Figure contents as structured data:
——

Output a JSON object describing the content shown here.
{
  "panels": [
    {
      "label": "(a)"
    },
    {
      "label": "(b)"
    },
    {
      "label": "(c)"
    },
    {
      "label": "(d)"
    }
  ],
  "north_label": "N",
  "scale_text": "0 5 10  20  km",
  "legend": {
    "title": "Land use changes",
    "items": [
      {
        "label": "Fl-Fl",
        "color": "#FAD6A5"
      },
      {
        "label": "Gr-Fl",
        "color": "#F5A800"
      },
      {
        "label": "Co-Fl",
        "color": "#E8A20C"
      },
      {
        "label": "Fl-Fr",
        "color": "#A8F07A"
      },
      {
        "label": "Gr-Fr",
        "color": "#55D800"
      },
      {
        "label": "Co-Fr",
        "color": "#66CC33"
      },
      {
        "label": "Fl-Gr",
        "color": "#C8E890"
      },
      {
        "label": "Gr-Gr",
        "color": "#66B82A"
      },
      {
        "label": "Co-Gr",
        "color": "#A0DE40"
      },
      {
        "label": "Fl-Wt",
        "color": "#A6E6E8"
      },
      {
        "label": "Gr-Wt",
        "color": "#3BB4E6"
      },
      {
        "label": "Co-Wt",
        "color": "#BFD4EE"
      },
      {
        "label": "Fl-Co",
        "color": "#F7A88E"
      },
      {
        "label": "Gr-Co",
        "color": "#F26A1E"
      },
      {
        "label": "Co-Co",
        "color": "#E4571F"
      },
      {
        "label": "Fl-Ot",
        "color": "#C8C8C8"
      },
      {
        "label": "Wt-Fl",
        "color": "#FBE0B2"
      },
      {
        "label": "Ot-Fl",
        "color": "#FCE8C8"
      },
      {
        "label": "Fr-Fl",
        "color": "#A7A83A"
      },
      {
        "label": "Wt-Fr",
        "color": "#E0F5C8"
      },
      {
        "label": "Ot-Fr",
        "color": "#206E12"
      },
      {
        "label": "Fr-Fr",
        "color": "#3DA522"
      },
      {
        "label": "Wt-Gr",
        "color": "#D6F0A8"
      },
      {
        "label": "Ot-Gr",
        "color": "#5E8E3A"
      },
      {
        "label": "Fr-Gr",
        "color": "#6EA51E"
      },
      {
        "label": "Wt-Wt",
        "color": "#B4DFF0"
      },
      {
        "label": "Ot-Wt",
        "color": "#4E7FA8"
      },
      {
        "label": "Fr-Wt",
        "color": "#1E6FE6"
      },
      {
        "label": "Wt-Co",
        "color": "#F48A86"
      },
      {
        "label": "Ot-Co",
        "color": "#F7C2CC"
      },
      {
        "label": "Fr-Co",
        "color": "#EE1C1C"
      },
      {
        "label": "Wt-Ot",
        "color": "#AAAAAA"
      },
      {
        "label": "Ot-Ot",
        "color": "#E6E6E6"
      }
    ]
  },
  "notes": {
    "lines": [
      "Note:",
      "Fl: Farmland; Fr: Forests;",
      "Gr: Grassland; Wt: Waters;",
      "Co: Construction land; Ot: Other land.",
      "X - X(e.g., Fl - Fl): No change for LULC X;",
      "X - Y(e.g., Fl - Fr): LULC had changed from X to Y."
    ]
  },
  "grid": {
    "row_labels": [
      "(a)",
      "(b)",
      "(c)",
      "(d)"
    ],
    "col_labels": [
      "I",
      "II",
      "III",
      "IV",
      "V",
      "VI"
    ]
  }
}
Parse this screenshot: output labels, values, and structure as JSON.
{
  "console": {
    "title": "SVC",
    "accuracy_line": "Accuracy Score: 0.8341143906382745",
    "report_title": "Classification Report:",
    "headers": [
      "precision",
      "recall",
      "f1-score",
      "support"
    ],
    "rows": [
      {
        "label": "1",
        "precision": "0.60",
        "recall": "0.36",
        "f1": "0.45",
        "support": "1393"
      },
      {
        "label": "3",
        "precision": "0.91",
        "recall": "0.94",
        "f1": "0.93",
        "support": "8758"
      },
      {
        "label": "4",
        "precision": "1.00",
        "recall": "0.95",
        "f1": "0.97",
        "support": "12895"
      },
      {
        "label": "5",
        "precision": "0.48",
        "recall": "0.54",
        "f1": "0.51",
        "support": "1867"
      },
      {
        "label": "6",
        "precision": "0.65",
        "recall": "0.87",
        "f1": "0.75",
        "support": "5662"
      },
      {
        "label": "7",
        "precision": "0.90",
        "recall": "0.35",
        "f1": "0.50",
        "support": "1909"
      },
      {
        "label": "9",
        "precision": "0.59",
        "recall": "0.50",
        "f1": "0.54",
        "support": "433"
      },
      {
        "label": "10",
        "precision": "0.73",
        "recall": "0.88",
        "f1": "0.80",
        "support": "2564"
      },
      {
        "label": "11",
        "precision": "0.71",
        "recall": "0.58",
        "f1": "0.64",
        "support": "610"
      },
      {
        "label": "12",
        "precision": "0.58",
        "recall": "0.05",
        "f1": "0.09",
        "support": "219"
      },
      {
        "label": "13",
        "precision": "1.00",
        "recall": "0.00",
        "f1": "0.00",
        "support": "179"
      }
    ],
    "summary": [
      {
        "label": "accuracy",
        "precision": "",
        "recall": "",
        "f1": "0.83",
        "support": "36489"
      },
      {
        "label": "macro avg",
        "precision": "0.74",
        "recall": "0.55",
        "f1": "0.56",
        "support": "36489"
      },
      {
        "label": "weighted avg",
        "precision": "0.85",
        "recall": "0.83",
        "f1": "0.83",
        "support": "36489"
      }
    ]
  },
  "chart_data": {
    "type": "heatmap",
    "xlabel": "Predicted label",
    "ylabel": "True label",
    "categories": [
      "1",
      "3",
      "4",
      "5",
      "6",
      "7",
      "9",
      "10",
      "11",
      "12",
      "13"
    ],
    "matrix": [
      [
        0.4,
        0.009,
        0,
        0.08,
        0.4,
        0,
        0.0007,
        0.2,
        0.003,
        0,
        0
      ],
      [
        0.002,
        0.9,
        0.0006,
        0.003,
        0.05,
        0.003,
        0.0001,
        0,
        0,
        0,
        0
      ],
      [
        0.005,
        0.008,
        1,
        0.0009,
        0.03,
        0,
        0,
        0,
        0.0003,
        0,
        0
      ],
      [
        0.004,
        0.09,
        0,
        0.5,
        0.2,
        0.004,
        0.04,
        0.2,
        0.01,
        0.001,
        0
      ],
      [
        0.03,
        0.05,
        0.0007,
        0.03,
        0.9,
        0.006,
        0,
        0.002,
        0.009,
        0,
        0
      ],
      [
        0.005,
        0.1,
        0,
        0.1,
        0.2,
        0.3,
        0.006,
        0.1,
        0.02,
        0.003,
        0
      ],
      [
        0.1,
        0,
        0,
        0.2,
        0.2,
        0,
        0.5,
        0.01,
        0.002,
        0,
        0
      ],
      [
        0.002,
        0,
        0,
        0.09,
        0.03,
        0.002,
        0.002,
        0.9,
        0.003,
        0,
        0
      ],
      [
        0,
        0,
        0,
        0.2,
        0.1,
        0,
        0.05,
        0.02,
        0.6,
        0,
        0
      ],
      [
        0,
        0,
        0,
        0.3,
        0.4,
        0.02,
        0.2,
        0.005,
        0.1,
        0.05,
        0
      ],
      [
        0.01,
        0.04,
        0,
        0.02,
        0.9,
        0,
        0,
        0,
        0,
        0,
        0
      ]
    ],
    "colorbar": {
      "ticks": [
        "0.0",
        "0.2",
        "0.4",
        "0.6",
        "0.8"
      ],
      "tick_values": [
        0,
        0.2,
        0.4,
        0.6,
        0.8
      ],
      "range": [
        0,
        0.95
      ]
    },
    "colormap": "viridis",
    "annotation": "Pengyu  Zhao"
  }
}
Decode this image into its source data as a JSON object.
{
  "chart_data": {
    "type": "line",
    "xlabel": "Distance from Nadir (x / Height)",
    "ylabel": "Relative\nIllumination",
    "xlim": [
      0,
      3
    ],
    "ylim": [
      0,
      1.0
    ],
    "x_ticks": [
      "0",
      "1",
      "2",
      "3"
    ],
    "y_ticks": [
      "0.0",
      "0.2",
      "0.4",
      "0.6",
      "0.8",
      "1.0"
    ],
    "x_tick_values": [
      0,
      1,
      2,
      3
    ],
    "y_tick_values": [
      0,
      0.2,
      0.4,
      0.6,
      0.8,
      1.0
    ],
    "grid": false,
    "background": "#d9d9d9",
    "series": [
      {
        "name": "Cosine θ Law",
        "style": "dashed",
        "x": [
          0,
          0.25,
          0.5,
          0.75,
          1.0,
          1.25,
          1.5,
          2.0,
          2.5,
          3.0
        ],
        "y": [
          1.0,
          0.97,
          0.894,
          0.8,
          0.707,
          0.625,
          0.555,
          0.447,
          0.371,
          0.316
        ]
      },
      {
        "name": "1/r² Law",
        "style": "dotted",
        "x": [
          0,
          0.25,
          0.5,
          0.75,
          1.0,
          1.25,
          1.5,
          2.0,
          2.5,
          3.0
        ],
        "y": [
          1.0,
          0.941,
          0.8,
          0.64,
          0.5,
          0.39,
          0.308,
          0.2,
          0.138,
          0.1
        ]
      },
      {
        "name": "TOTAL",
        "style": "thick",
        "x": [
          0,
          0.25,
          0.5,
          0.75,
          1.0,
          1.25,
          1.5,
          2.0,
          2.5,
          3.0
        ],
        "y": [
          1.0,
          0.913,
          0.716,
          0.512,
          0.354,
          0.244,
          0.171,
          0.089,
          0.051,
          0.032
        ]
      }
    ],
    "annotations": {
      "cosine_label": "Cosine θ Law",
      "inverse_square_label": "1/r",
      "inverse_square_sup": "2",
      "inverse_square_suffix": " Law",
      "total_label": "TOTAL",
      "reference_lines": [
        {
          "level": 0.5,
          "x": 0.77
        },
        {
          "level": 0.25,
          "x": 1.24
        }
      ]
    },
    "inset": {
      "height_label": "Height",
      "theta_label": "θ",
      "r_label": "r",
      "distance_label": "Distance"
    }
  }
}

——

Exercise instructions:
Filter the entries and copy out every line with the word "object".

In response:
Output a JSON object describing the content shown here.
Decode this image into its source data as a JSON object.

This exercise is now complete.